* Items from a dataset:
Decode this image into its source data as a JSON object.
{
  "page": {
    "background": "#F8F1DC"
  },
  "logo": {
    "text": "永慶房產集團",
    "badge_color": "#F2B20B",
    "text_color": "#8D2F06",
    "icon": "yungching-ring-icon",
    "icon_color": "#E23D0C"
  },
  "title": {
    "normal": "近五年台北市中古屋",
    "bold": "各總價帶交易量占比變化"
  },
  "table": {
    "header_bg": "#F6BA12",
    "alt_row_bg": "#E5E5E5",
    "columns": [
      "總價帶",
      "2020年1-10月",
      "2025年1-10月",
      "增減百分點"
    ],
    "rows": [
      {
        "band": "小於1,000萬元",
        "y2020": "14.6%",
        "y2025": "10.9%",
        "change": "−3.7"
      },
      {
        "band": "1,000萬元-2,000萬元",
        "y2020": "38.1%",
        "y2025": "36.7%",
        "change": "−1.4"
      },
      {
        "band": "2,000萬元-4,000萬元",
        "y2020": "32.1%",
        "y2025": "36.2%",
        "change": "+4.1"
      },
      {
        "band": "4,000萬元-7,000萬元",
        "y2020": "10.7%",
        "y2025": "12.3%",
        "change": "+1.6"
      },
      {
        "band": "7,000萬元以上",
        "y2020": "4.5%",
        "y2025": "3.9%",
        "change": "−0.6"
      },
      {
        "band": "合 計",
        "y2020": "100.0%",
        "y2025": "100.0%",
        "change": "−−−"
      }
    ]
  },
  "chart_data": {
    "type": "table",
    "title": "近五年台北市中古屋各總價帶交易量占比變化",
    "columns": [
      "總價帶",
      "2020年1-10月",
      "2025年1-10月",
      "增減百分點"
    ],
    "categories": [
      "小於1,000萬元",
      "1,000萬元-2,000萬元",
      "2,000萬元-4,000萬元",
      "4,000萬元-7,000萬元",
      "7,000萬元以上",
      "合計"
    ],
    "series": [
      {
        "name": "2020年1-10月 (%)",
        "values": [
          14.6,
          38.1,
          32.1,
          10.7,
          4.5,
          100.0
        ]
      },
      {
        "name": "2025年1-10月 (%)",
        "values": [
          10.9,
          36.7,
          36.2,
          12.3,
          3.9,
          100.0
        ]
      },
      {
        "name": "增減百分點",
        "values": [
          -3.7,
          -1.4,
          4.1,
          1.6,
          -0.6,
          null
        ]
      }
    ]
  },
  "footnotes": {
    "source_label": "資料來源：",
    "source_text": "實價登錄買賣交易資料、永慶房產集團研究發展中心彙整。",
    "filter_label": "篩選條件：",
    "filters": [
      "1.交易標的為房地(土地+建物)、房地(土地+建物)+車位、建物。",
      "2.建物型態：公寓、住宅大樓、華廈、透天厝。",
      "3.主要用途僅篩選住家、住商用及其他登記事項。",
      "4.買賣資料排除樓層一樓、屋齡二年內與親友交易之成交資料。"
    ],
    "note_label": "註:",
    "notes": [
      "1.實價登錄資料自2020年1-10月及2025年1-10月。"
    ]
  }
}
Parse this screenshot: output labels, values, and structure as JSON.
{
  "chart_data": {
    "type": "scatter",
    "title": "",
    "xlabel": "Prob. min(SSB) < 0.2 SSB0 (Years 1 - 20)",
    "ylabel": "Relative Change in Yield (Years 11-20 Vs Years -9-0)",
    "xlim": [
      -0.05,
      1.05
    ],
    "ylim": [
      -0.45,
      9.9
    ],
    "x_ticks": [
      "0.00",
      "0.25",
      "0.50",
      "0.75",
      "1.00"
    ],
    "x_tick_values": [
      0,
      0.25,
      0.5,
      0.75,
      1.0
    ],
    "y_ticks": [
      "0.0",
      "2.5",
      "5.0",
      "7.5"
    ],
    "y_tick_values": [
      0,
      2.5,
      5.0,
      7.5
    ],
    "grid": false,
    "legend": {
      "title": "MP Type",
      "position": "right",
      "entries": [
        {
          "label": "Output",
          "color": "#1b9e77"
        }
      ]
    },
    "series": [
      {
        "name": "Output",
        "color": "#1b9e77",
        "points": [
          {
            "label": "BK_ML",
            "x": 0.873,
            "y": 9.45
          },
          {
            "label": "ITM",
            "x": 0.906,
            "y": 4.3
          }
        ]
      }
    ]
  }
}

* Exercise: All lines from the one with "Parse this screenshot: output" through the final line above are to be quoted exactly; quote no other line.

* Solution below:
Parse this screenshot: output labels, values, and structure as JSON.
{
  "chart_data": {
    "type": "scatter",
    "title": "",
    "xlabel": "Prob. min(SSB) < 0.2 SSB0 (Years 1 - 20)",
    "ylabel": "Relative Change in Yield (Years 11-20 Vs Years -9-0)",
    "xlim": [
      -0.05,
      1.05
    ],
    "ylim": [
      -0.45,
      9.9
    ],
    "x_ticks": [
      "0.00",
      "0.25",
      "0.50",
      "0.75",
      "1.00"
    ],
    "x_tick_values": [
      0,
      0.25,
      0.5,
      0.75,
      1.0
    ],
    "y_ticks": [
      "0.0",
      "2.5",
      "5.0",
      "7.5"
    ],
    "y_tick_values": [
      0,
      2.5,
      5.0,
      7.5
    ],
    "grid": false,
    "legend": {
      "title": "MP Type",
      "position": "right",
      "entries": [
        {
          "label": "Output",
          "color": "#1b9e77"
        }
      ]
    },
    "series": [
      {
        "name": "Output",
        "color": "#1b9e77",
        "points": [
          {
            "label": "BK_ML",
            "x": 0.873,
            "y": 9.45
          },
          {
            "label": "ITM",
            "x": 0.906,
            "y": 4.3
          }
        ]
      }
    ]
  }
}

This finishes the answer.